Stored data entries
"""

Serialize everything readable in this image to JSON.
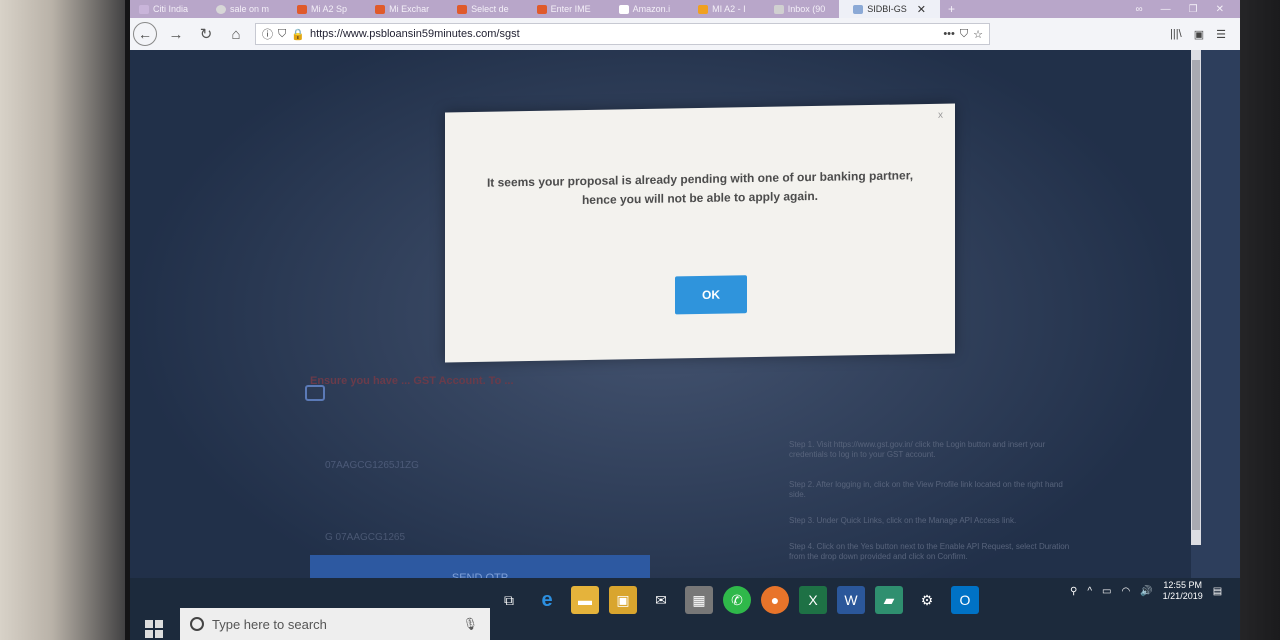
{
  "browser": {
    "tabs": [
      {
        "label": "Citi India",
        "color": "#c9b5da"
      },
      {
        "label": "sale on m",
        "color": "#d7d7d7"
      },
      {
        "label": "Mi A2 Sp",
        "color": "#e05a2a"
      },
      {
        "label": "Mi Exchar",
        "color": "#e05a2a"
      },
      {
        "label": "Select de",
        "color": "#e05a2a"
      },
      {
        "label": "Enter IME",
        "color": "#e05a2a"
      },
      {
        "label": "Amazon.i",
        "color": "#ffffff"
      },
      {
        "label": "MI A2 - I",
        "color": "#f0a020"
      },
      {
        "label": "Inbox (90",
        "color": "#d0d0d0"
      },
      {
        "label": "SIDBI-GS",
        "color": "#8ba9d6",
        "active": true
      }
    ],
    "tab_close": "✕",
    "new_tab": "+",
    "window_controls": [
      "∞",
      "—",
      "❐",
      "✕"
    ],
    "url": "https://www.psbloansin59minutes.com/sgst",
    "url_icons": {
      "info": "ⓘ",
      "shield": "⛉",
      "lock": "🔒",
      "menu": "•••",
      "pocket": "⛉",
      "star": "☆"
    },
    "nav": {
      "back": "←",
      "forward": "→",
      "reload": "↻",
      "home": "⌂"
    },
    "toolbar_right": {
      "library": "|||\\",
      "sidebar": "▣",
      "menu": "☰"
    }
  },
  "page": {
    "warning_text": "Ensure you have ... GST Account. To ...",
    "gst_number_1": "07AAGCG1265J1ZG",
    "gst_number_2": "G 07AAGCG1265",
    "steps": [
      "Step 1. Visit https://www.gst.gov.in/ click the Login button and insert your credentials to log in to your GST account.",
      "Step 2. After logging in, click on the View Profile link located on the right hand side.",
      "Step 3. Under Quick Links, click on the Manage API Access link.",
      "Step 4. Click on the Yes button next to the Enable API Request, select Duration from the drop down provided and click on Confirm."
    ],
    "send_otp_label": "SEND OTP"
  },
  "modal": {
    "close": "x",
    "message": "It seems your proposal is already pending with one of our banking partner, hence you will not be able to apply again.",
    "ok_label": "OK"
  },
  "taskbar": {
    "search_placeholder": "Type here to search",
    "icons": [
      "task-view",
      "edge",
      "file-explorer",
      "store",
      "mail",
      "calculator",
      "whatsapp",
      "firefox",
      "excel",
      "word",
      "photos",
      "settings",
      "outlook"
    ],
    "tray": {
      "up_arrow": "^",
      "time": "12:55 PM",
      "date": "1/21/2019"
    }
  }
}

"""
"""

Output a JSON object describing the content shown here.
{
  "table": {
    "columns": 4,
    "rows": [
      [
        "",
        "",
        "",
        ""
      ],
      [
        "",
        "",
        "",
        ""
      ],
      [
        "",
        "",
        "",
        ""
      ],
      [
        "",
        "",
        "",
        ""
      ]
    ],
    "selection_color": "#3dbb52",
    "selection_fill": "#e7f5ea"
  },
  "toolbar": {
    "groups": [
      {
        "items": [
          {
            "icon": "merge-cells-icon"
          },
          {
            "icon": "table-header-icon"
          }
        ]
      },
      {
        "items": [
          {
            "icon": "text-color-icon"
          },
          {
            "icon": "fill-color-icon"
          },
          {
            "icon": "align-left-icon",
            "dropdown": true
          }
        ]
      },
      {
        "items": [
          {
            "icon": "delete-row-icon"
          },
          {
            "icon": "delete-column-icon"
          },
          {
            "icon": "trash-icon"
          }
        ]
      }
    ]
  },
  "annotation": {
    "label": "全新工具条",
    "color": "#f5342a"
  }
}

"""

- [To be done]:
Count how many lines include the string "your". Nothing but the number is needed.

- [Output below]:
2